— BEGIN Stored data —
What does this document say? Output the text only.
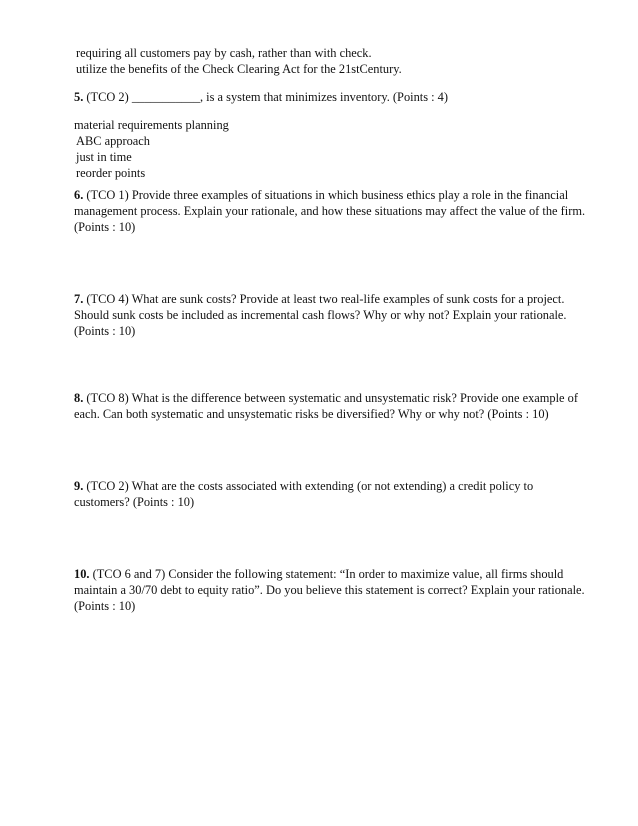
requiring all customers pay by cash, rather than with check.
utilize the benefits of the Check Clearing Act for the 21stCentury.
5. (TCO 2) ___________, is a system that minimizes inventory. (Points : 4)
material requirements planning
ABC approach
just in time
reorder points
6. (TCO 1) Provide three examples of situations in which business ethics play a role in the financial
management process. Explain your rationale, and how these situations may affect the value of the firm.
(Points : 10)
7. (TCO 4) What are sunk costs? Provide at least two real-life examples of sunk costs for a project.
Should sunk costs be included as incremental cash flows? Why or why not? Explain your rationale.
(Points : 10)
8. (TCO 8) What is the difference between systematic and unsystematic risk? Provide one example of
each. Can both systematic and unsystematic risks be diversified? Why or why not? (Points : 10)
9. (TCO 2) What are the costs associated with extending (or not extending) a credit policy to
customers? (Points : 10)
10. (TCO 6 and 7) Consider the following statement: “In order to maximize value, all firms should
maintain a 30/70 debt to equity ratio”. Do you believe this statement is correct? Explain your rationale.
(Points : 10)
— END Stored data —
Request
List every line above containing the word "statement".

Written solution
10. (TCO 6 and 7) Consider the following statement: “In order to maximize value, all firms should
maintain a 30/70 debt to equity ratio”. Do you believe this statement is correct? Explain your rationale.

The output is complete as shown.